_DATA LINES:_

◆ ◆ ◆

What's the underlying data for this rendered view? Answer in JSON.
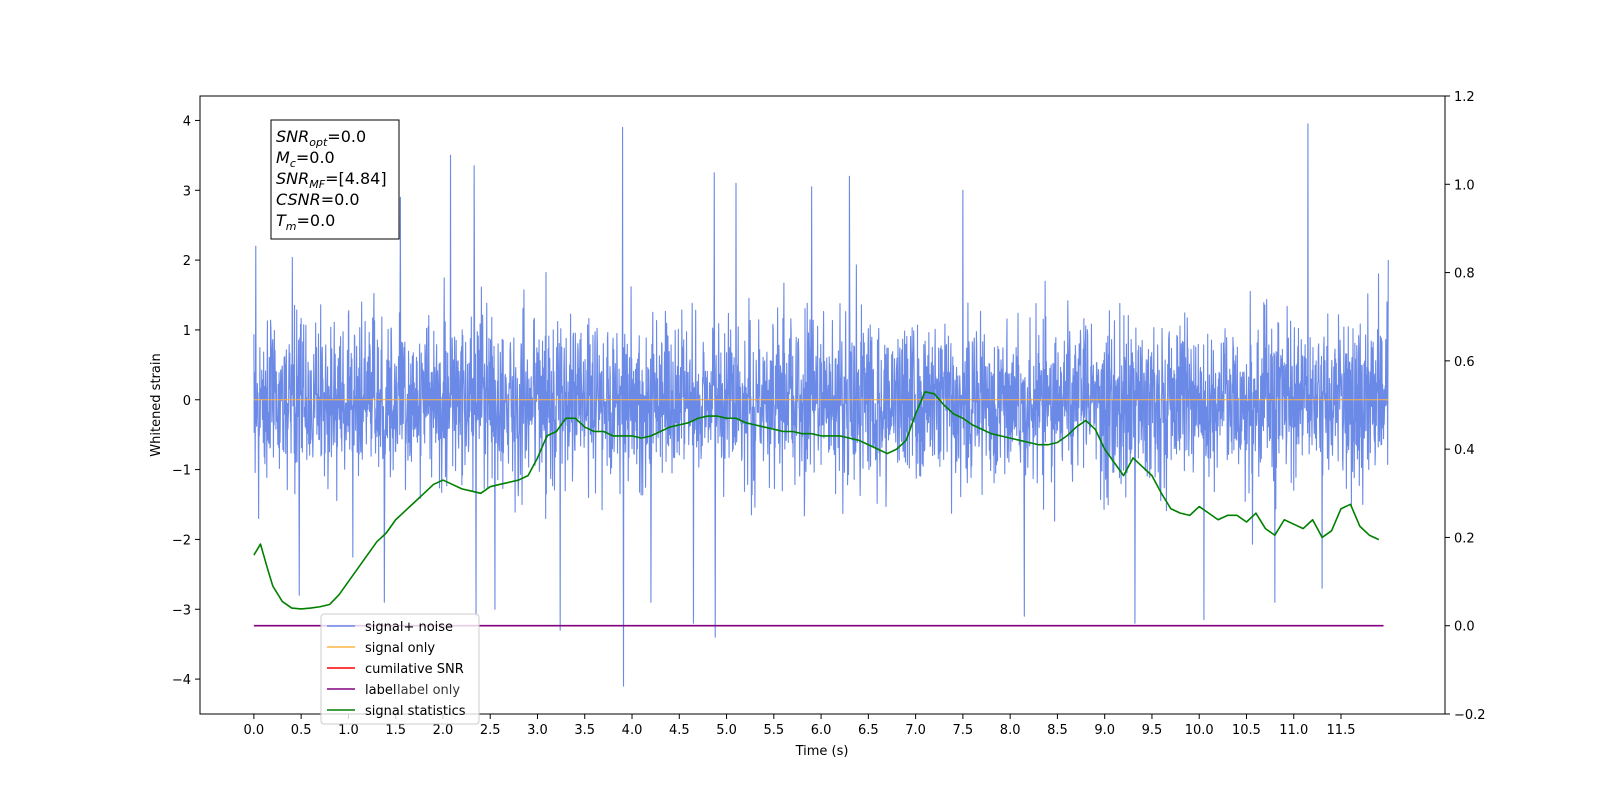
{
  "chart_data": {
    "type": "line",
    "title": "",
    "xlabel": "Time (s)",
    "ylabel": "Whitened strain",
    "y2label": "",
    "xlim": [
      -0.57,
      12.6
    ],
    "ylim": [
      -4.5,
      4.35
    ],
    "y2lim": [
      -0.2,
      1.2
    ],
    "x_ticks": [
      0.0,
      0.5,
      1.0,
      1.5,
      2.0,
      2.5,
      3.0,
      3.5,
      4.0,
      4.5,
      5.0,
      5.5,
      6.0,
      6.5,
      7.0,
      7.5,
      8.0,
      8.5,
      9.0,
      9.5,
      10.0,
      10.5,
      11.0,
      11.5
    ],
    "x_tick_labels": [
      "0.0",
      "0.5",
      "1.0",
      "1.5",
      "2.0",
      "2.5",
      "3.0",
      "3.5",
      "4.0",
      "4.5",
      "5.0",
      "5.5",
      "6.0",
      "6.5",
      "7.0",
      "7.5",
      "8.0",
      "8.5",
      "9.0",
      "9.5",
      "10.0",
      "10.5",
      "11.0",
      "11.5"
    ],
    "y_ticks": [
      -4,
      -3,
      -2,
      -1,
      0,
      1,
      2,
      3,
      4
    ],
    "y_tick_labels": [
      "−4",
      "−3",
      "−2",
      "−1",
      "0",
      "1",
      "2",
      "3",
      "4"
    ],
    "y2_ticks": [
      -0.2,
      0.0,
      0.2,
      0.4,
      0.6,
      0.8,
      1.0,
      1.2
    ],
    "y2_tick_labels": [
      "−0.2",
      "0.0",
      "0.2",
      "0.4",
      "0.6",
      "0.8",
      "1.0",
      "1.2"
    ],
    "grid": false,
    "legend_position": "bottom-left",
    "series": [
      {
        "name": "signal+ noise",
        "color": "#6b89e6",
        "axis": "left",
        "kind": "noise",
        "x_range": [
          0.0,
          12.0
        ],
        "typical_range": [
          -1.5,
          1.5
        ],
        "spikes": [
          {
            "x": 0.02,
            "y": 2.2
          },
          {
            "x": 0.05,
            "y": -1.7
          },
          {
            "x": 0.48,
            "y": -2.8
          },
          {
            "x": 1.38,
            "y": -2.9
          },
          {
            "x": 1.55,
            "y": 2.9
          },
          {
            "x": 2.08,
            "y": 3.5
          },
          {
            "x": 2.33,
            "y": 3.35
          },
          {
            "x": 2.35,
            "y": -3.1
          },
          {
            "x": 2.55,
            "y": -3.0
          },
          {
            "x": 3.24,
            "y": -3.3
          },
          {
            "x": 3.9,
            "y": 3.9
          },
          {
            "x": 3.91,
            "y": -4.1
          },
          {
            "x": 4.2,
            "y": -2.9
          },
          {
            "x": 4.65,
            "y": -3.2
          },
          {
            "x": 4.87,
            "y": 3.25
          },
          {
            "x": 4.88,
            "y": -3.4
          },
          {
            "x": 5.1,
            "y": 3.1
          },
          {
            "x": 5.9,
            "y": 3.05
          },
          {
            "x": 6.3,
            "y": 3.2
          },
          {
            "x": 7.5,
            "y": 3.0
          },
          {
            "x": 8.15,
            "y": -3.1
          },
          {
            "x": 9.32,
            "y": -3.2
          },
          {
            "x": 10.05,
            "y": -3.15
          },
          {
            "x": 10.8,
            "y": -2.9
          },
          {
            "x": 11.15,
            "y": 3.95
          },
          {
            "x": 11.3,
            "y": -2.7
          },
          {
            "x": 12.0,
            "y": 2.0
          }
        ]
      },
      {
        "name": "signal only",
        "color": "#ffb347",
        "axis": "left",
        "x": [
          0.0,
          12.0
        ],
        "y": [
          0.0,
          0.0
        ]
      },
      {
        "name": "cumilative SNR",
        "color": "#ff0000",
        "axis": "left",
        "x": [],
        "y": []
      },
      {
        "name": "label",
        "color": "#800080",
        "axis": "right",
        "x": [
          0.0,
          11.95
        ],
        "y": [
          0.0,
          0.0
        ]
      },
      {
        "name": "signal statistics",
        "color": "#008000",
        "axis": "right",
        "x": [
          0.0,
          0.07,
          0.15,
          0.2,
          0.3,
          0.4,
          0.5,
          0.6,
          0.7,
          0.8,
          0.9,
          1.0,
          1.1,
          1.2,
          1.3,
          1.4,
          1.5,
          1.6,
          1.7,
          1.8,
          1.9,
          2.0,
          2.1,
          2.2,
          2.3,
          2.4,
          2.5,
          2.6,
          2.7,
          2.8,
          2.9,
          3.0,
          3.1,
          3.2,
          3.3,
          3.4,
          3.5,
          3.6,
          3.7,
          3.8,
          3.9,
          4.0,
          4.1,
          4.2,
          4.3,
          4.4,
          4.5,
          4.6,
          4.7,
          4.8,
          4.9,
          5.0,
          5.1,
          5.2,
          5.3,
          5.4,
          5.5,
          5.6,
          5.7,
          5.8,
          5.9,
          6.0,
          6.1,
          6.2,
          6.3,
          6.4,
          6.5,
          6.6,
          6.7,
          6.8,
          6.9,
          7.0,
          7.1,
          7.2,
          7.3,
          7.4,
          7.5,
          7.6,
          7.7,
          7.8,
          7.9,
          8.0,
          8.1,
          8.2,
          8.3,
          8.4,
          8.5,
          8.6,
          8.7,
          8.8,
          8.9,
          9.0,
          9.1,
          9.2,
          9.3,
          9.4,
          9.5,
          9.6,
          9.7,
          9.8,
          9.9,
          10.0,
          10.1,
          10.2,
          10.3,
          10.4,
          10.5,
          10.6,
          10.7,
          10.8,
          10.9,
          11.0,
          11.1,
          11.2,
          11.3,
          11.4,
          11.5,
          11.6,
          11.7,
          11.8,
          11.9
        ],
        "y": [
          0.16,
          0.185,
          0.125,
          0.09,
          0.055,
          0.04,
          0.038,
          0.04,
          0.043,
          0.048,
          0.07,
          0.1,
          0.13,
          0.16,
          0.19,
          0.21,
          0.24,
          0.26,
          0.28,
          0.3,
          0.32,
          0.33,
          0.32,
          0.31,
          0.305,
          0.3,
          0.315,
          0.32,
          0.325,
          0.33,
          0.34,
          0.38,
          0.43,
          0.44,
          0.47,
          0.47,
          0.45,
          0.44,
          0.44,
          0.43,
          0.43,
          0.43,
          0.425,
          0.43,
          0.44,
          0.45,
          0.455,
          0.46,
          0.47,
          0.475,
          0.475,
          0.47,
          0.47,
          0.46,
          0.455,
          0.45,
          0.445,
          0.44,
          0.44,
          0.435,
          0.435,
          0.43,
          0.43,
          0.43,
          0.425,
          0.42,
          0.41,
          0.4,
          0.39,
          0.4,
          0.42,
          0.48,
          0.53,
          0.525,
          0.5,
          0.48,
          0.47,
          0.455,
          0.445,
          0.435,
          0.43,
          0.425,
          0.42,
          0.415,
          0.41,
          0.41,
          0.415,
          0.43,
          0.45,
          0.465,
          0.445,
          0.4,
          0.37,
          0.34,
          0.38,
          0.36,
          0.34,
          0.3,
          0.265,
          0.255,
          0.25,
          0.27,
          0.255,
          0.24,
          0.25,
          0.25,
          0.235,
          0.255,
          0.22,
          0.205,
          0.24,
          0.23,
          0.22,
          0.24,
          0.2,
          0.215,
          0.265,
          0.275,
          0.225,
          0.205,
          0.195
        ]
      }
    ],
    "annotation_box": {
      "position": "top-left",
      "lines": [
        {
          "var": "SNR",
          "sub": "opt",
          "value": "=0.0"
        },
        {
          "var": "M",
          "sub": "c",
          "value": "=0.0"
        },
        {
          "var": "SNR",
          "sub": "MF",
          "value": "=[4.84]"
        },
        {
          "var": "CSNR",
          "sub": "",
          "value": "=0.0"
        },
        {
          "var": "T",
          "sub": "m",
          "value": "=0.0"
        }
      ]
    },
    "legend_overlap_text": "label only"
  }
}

◆ ◆ ◆

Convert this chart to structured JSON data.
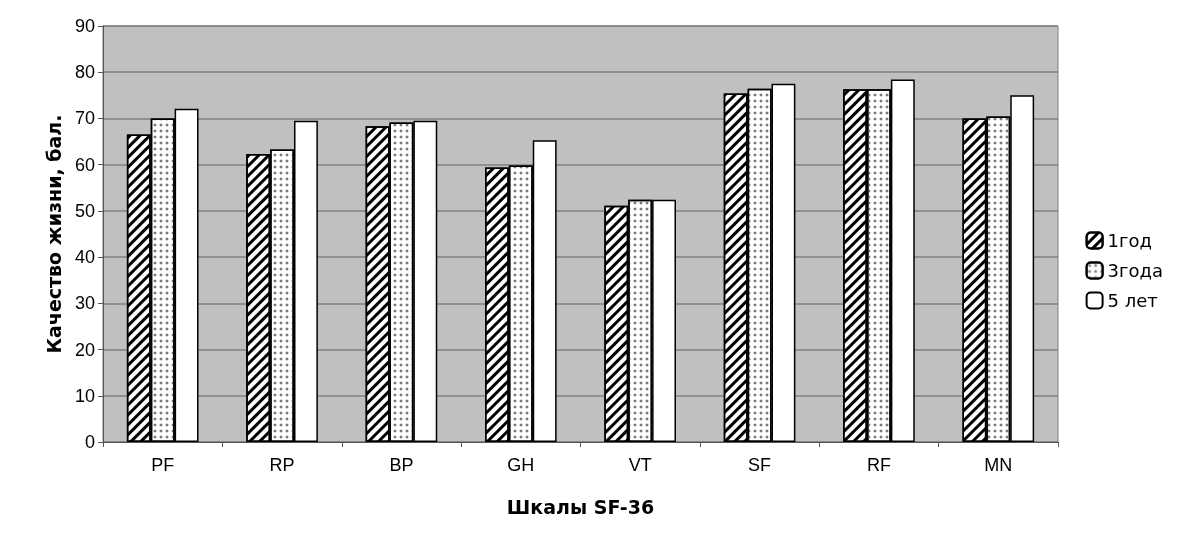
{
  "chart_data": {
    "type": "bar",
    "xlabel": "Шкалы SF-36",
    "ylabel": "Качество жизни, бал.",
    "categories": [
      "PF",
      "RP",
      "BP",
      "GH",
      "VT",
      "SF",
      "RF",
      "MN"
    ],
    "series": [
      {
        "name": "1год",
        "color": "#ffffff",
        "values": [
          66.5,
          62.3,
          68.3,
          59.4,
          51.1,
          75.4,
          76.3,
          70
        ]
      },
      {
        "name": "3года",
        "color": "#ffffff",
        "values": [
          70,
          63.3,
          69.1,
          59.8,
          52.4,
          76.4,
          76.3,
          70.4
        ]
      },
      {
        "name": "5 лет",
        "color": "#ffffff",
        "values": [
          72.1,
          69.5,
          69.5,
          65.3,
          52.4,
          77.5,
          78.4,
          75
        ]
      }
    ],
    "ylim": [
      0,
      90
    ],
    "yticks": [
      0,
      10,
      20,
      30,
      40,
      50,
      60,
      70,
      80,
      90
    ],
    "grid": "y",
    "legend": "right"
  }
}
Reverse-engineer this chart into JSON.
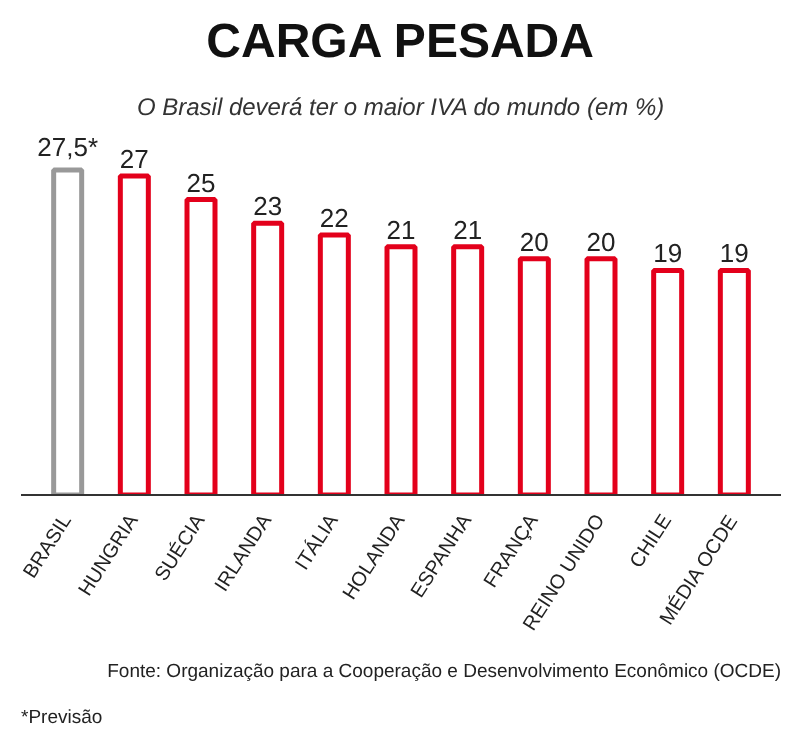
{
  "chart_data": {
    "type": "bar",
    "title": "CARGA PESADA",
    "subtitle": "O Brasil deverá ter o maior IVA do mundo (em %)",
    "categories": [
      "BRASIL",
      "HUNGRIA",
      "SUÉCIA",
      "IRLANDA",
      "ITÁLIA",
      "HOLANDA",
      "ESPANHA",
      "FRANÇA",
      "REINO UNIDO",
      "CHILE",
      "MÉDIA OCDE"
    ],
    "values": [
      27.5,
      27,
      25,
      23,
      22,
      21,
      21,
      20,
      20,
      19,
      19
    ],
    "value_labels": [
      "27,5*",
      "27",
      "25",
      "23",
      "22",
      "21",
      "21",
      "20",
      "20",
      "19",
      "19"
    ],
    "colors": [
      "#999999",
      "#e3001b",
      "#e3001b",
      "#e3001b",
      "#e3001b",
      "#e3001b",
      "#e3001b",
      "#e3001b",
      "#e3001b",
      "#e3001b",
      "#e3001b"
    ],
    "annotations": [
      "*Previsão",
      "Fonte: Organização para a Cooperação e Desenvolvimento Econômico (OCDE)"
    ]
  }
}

◆ ◆ ◆

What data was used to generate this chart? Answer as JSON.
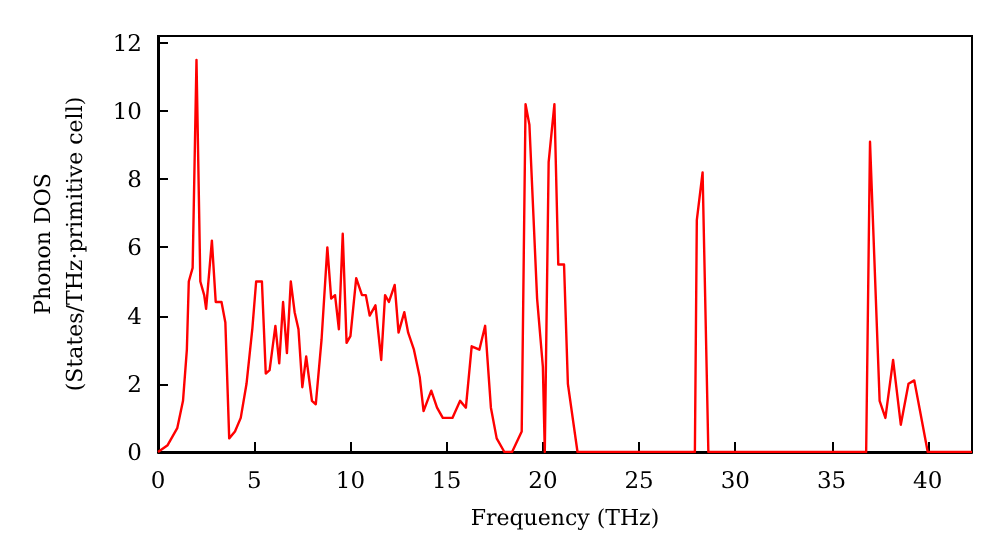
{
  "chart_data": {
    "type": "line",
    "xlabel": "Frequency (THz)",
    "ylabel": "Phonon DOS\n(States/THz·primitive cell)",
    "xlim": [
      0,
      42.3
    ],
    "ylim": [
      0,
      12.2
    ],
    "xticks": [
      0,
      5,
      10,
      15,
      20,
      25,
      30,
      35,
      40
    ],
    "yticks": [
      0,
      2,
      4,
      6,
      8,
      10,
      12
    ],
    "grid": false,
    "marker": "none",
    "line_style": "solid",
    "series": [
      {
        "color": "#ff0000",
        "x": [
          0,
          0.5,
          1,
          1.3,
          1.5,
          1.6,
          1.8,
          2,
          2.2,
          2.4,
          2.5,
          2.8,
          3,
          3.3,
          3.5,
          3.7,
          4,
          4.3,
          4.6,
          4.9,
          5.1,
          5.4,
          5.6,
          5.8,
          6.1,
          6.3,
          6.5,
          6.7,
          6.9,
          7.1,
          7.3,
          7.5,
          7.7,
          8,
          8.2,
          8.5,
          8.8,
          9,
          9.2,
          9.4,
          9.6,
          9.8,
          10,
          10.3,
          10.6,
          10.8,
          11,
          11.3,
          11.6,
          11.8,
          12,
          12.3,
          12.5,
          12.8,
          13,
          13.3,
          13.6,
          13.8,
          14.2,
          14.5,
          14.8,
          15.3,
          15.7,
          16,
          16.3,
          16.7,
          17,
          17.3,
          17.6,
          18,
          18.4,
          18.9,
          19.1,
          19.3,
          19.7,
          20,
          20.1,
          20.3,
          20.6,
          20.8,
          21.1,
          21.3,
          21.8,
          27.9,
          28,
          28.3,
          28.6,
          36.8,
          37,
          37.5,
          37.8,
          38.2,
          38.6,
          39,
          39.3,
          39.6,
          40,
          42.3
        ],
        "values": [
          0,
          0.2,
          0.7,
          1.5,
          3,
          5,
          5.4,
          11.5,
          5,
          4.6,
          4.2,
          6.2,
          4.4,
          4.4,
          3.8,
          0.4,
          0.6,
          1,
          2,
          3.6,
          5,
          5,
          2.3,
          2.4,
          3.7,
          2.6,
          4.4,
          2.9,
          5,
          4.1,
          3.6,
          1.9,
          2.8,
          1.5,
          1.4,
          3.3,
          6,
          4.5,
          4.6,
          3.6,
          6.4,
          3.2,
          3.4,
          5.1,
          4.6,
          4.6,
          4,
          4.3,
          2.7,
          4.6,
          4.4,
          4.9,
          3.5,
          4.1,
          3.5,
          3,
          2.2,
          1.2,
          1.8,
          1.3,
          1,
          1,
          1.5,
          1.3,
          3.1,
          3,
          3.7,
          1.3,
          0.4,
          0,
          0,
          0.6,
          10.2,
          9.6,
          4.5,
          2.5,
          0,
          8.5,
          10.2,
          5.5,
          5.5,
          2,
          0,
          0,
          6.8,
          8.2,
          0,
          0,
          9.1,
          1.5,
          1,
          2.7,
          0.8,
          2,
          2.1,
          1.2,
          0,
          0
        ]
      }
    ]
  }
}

◆ ◆ ◆

_SET TASK:_ Track down every line holding the string "name" and copy it.

_THE OUTPUT:_
        "name": "signal+ noise",
        "name": "signal only",
        "name": "cumilative SNR",
        "name": "label",
        "name": "signal statistics",
        "name": "1год",
        "name": "3года",
        "name": "5 лет",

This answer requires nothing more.